AIM -
In the article on the Housers at Berkeley student group, who leads the California Housing Initiative pilot project?

EXTRACTED TEXT -
* Start *

By Andrew Cohen
2Ls Olivia Grimes and Meghan Riddlespurger met before law school, when Grimes was working at San Mateo County’s Housing Leadership Council and Riddlespurger at the California Department of Housing & Community Development.
After quickly bonding while pursuing law school and studying for the LSAT, when each chose Berkeley Law they saw ample outlets for housing work on the tenant and environmental side — but a gap in the production-side advocacy that galvanized them.
“We created Housers at Berkeley to build an intersectional perspective with all the law students who are passionate about tenants’ rights, economic and environmental justice, and consumer protection,” Grimes says.

The group cites three main goals: Creating a community for Berkeley Law’s housing advocates and expanding its connections with outside partners; amplifying litigation and policy strategies that connect housing access with other key rights; and fueling housing creation through information sessions on regulatory issues, proposed statutory reforms, promising impact litigation, and ballot measures.
Over 60 students across various graduate programs have actively engaged with Housers, which has put on educational and social events including a panel discussing the link between housing and climate change, an event on innovations in modular and prefabricated housing, and a gathering where attorneys across sectors spoke with students about careers in housing and land use law. Housers also staffed a table during Admitted Students Weekend to talk with prospective students.
Meanwhile, a pilot Student-Initiated Legal Services Project within Berkeley Law’s Pro Bono Program called the California Housing Initiative, led by 1L Manasa Kumarappan, aims to train a new generation of pro-housing lawyers. Students work with the California Housing Defense Fund to expand access to more affordable housing opportunities across the state.
“For me, success for Housers is about building a community of Berkeley students who care deeply about housing and creating pathways for them to advocate during and after our time here,” Riddlespurger says. “That means connecting students who want to work on housing policy, litigation, and planning, while also helping our peers better understand the legal and policy dynamics shaping the housing crisis.”
Campus partnerships
Housers strives to support and educate advocates pursuing increased housing supply and rezoning to counter high housing costs. To maximize impact, leaders have aligned with several campus partners, including the College of Environmental Design, Goldman School for Public Policy, Haas School of Business, and Terner Center for Housing Innovation.

* End *

INFORMATION SHOWN -
* Start *

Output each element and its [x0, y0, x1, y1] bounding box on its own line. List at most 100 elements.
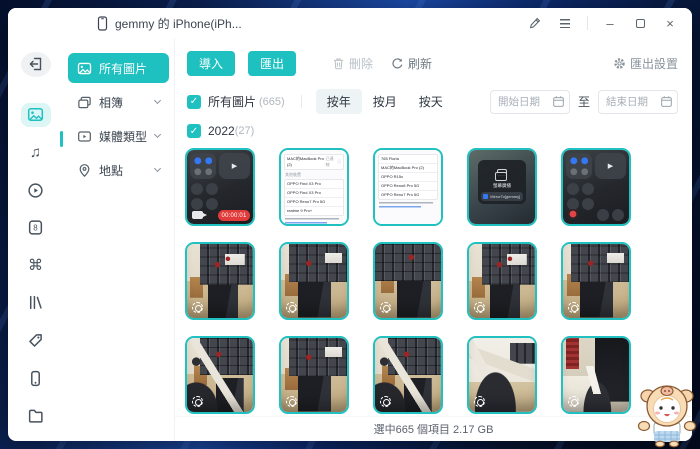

* End *

RESULT OF THIS TASK -
Manasa Kumarappan, a 1L, leads the California Housing Initiative.